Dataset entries
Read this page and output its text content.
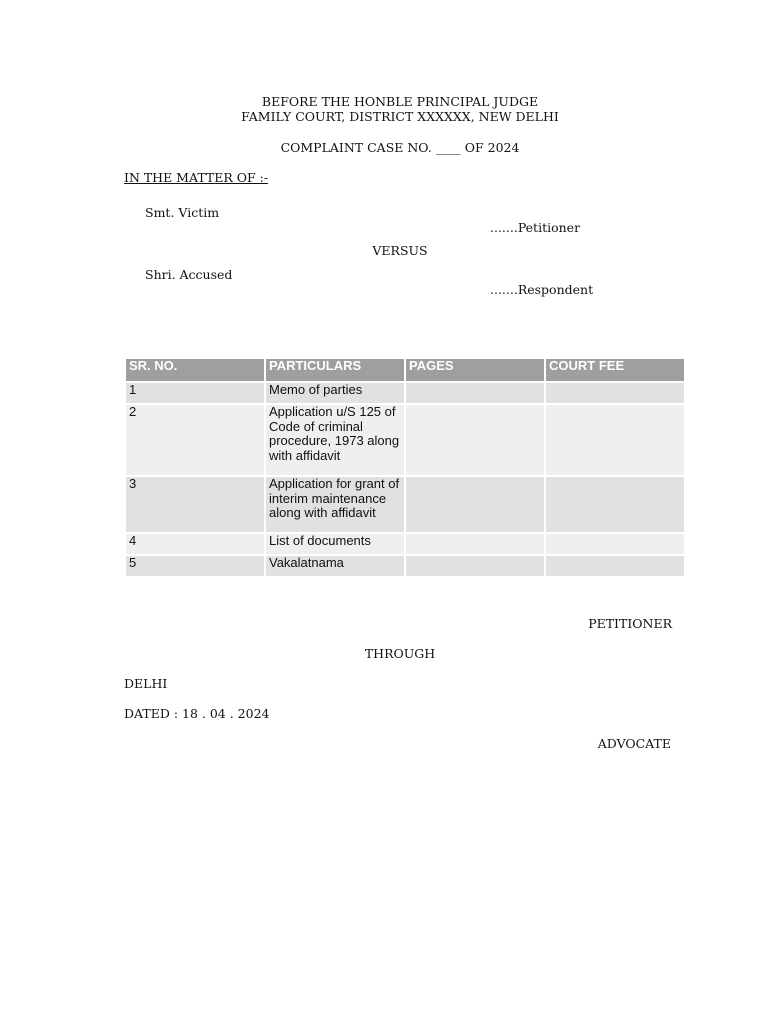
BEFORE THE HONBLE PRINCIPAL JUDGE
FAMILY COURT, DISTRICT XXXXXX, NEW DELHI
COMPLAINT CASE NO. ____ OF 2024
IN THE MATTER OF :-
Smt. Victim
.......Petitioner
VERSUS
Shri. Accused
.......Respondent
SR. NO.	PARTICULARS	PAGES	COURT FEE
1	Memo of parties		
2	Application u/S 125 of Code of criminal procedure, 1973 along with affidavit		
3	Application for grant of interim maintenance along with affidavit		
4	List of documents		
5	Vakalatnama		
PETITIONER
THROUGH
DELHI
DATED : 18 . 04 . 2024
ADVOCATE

---

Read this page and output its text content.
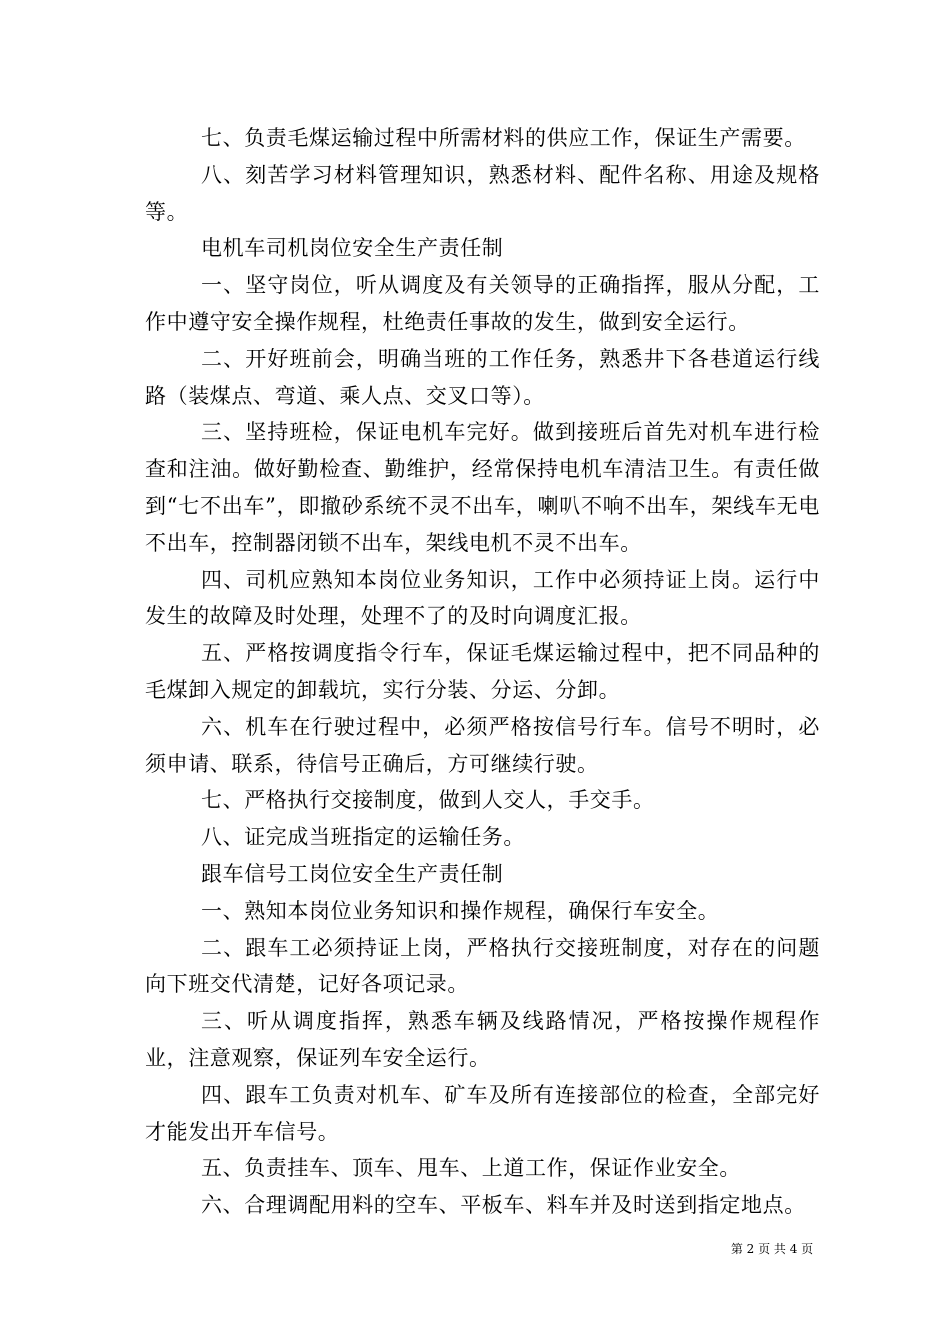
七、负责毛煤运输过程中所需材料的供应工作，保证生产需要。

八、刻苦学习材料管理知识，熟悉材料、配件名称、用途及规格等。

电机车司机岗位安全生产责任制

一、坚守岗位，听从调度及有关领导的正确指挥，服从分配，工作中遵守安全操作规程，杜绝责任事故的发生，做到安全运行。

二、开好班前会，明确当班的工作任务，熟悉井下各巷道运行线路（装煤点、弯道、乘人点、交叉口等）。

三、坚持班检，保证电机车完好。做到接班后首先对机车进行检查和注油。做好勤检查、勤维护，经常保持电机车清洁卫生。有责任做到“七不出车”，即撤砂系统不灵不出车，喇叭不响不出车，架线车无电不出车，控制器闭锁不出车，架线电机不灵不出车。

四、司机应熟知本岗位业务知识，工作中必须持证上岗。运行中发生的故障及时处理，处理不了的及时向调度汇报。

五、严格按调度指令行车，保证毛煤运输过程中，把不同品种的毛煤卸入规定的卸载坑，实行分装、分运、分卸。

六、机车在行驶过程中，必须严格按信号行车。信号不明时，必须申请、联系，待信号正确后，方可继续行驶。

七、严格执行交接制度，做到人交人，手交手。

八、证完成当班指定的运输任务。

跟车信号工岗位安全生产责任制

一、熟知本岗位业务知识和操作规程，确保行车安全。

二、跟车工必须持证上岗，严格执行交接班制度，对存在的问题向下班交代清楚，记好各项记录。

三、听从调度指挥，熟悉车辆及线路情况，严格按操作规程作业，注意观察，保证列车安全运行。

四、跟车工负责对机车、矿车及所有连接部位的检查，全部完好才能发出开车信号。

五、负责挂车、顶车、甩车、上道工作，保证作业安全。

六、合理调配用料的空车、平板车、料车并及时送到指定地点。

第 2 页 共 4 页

_Requirement_. Extract, from the listing above, every line where the string "Application" occurs.

_Written answer_.
2	Application u/S 125 of Code of criminal procedure, 1973 along with affidavit		
3	Application for grant of interim maintenance along with affidavit		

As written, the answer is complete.